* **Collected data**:

-*-*-

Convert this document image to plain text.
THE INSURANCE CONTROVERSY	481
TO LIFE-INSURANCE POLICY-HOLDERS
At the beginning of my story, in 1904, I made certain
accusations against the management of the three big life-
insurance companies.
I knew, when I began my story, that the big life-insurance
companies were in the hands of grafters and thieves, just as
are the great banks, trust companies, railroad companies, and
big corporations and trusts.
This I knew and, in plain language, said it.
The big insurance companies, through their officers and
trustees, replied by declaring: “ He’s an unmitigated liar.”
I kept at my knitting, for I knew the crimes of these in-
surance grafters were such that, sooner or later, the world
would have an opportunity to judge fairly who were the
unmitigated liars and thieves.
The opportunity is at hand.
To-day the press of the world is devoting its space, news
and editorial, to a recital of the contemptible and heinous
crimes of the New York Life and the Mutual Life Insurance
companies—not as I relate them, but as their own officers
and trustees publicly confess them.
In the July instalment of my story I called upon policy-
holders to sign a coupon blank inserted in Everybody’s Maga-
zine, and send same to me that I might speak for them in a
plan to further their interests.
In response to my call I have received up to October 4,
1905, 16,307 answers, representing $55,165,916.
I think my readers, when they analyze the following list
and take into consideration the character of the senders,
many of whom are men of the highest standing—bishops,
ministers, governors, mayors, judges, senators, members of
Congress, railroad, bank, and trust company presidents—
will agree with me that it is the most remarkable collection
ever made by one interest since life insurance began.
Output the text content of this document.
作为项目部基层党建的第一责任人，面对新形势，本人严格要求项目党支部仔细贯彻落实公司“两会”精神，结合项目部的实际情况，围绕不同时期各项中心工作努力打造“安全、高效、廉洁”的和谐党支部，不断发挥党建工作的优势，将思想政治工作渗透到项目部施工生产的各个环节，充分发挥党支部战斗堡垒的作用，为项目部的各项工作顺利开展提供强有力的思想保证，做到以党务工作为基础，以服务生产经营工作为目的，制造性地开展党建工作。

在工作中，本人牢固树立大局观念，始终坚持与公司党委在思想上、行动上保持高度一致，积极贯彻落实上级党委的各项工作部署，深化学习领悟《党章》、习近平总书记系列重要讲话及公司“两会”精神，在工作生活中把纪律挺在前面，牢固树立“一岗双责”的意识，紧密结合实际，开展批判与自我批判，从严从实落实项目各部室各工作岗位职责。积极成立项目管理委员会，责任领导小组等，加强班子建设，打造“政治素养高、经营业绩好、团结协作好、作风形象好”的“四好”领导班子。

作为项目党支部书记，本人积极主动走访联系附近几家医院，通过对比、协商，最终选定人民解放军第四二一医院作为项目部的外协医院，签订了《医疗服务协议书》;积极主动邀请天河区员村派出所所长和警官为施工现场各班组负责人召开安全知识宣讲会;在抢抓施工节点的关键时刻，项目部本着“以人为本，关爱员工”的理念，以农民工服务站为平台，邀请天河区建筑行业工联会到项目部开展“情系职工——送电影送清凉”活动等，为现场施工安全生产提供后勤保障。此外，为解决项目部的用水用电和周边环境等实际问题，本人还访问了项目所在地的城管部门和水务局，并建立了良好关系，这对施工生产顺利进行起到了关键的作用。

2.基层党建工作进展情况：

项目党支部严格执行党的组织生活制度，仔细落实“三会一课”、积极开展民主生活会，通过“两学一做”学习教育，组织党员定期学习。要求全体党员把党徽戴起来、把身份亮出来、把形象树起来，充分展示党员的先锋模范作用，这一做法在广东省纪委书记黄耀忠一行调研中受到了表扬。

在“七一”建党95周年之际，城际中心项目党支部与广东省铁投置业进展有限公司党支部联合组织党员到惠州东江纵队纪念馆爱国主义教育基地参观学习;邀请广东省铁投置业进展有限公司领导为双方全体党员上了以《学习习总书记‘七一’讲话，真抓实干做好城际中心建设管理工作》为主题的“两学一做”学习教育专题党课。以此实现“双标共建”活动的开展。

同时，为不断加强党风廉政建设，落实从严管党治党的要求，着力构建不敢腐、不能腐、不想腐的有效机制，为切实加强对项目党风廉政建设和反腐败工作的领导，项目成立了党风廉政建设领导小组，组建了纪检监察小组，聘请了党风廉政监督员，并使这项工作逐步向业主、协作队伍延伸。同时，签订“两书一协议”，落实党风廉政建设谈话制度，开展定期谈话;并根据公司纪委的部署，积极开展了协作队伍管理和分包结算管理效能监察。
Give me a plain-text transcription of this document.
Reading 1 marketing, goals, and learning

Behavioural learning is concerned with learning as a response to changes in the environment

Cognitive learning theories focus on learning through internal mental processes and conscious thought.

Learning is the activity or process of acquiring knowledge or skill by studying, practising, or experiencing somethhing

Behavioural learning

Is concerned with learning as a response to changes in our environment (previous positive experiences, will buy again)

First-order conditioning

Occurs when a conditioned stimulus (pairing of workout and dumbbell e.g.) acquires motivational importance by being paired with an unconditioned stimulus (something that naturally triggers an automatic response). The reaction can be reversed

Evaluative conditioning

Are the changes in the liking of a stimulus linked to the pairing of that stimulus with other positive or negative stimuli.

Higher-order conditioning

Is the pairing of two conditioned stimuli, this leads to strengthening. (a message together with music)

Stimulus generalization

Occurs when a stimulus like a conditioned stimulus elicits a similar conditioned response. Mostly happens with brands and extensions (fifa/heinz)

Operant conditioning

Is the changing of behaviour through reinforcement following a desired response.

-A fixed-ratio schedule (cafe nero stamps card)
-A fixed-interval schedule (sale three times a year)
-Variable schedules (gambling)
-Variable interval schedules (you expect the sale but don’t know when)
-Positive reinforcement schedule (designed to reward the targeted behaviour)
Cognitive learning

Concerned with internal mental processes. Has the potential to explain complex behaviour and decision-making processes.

-*-*-

* **The task**:
State how many lines of the records above contain the word "两学一做", giving only that number.

* **Answer for this exercise**:
2